Reproduce all the entries exactly and keep the pictures out.

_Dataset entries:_
****************

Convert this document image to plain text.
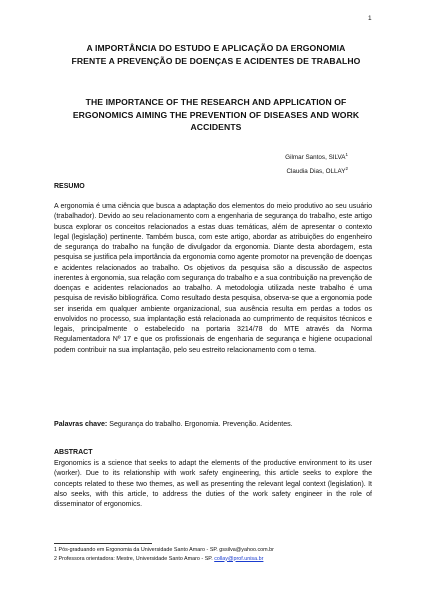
1
A IMPORTÂNCIA DO ESTUDO E APLICAÇÃO DA ERGONOMIA FRENTE A PREVENÇÃO DE DOENÇAS E ACIDENTES DE TRABALHO
THE IMPORTANCE OF THE RESEARCH AND APPLICATION OF ERGONOMICS AIMING THE PREVENTION OF DISEASES AND WORK ACCIDENTS
Gilmar Santos, SILVA$^1$
Claudia Dias, OLLAY$^2$
RESUMO
A ergonomia é uma ciência que busca a adaptação dos elementos do meio produtivo ao seu usuário (trabalhador). Devido ao seu relacionamento com a engenharia de segurança do trabalho, este artigo busca explorar os conceitos relacionados a estas duas temáticas, além de apresentar o contexto legal (legislação) pertinente. Também busca, com este artigo, abordar as atribuições do engenheiro de segurança do trabalho na função de divulgador da ergonomia. Diante desta abordagem, esta pesquisa se justifica pela importância da ergonomia como agente promotor na prevenção de doenças e acidentes relacionados ao trabalho. Os objetivos da pesquisa são a discussão de aspectos inerentes à ergonomia, sua relação com segurança do trabalho e a sua contribuição na prevenção de doenças e acidentes relacionados ao trabalho. A metodologia utilizada neste trabalho é uma pesquisa de revisão bibliográfica. Como resultado desta pesquisa, observa-se que a ergonomia pode ser inserida em qualquer ambiente organizacional, sua ausência resulta em perdas a todos os envolvidos no processo, sua implantação está relacionada ao cumprimento de requisitos técnicos e legais, principalmente o estabelecido na portaria 3214/78 do MTE através da Norma Regulamentadora Nº 17 e que os profissionais de engenharia de segurança e higiene ocupacional podem contribuir na sua implantação, pelo seu estreito relacionamento com o tema.
Palavras chave: Segurança do trabalho. Ergonomia. Prevenção. Acidentes.
ABSTRACT
Ergonomics is a science that seeks to adapt the elements of the productive environment to its user (worker). Due to its relationship with work safety engineering, this article seeks to explore the concepts related to these two themes, as well as presenting the relevant legal context (legislation). It also seeks, with this article, to address the duties of the work safety engineer in the role of disseminator of ergonomics.
1 Pós-graduando em Ergonomia da Universidade Santo Amaro - SP. gssilva@yahoo.com.br
2 Professora orientadora: Mestre, Universidade Santo Amaro - SP. collay@prof.unisa.br
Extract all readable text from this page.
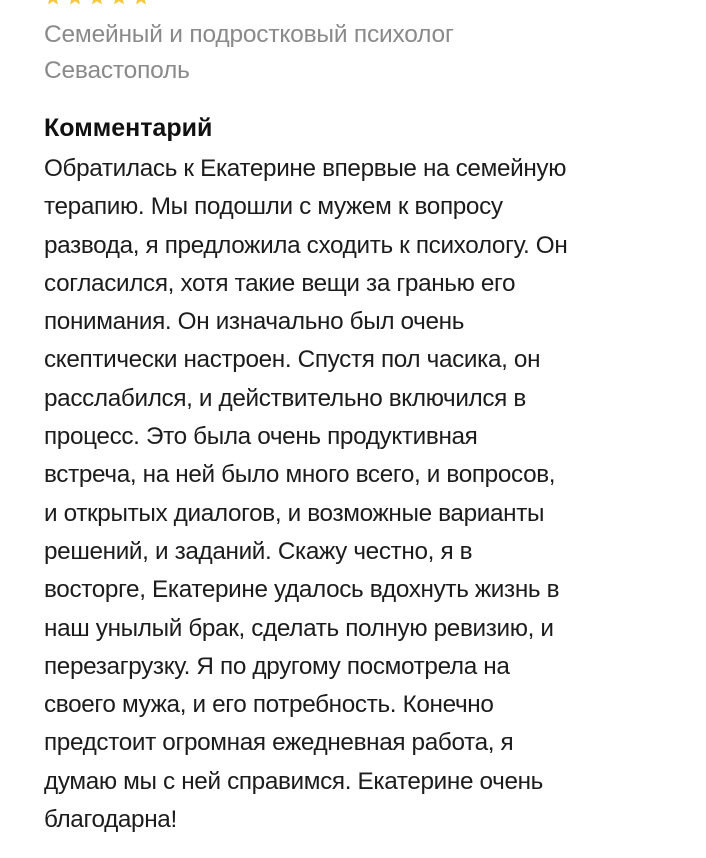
Семейный и подростковый психолог
Севастополь
Комментарий
Обратилась к Екатерине впервые на семейную
терапию. Мы подошли с мужем к вопросу
развода, я предложила сходить к психологу. Он
согласился, хотя такие вещи за гранью его
понимания. Он изначально был очень
скептически настроен. Спустя пол часика, он
расслабился, и действительно включился в
процесс. Это была очень продуктивная
встреча, на ней было много всего, и вопросов,
и открытых диалогов, и возможные варианты
решений, и заданий. Скажу честно, я в
восторге, Екатерине удалось вдохнуть жизнь в
наш унылый брак, сделать полную ревизию, и
перезагрузку. Я по другому посмотрела на
своего мужа, и его потребность. Конечно
предстоит огромная ежедневная работа, я
думаю мы с ней справимся. Екатерине очень
благодарна!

****************

_Result below:_
Convert this document image to plain text.
1
A IMPORTÂNCIA DO ESTUDO E APLICAÇÃO DA ERGONOMIA FRENTE A PREVENÇÃO DE DOENÇAS E ACIDENTES DE TRABALHO
THE IMPORTANCE OF THE RESEARCH AND APPLICATION OF ERGONOMICS AIMING THE PREVENTION OF DISEASES AND WORK ACCIDENTS
Gilmar Santos, SILVA$^1$
Claudia Dias, OLLAY$^2$
RESUMO
A ergonomia é uma ciência que busca a adaptação dos elementos do meio produtivo ao seu usuário (trabalhador). Devido ao seu relacionamento com a engenharia de segurança do trabalho, este artigo busca explorar os conceitos relacionados a estas duas temáticas, além de apresentar o contexto legal (legislação) pertinente. Também busca, com este artigo, abordar as atribuições do engenheiro de segurança do trabalho na função de divulgador da ergonomia. Diante desta abordagem, esta pesquisa se justifica pela importância da ergonomia como agente promotor na prevenção de doenças e acidentes relacionados ao trabalho. Os objetivos da pesquisa são a discussão de aspectos inerentes à ergonomia, sua relação com segurança do trabalho e a sua contribuição na prevenção de doenças e acidentes relacionados ao trabalho. A metodologia utilizada neste trabalho é uma pesquisa de revisão bibliográfica. Como resultado desta pesquisa, observa-se que a ergonomia pode ser inserida em qualquer ambiente organizacional, sua ausência resulta em perdas a todos os envolvidos no processo, sua implantação está relacionada ao cumprimento de requisitos técnicos e legais, principalmente o estabelecido na portaria 3214/78 do MTE através da Norma Regulamentadora Nº 17 e que os profissionais de engenharia de segurança e higiene ocupacional podem contribuir na sua implantação, pelo seu estreito relacionamento com o tema.
Palavras chave: Segurança do trabalho. Ergonomia. Prevenção. Acidentes.
ABSTRACT
Ergonomics is a science that seeks to adapt the elements of the productive environment to its user (worker). Due to its relationship with work safety engineering, this article seeks to explore the concepts related to these two themes, as well as presenting the relevant legal context (legislation). It also seeks, with this article, to address the duties of the work safety engineer in the role of disseminator of ergonomics.
1 Pós-graduando em Ergonomia da Universidade Santo Amaro - SP. gssilva@yahoo.com.br
2 Professora orientadora: Mestre, Universidade Santo Amaro - SP. collay@prof.unisa.br
Extract all readable text from this page.
Семейный и подростковый психолог
Севастополь
Комментарий
Обратилась к Екатерине впервые на семейную
терапию. Мы подошли с мужем к вопросу
развода, я предложила сходить к психологу. Он
согласился, хотя такие вещи за гранью его
понимания. Он изначально был очень
скептически настроен. Спустя пол часика, он
расслабился, и действительно включился в
процесс. Это была очень продуктивная
встреча, на ней было много всего, и вопросов,
и открытых диалогов, и возможные варианты
решений, и заданий. Скажу честно, я в
восторге, Екатерине удалось вдохнуть жизнь в
наш унылый брак, сделать полную ревизию, и
перезагрузку. Я по другому посмотрела на
своего мужа, и его потребность. Конечно
предстоит огромная ежедневная работа, я
думаю мы с ней справимся. Екатерине очень
благодарна!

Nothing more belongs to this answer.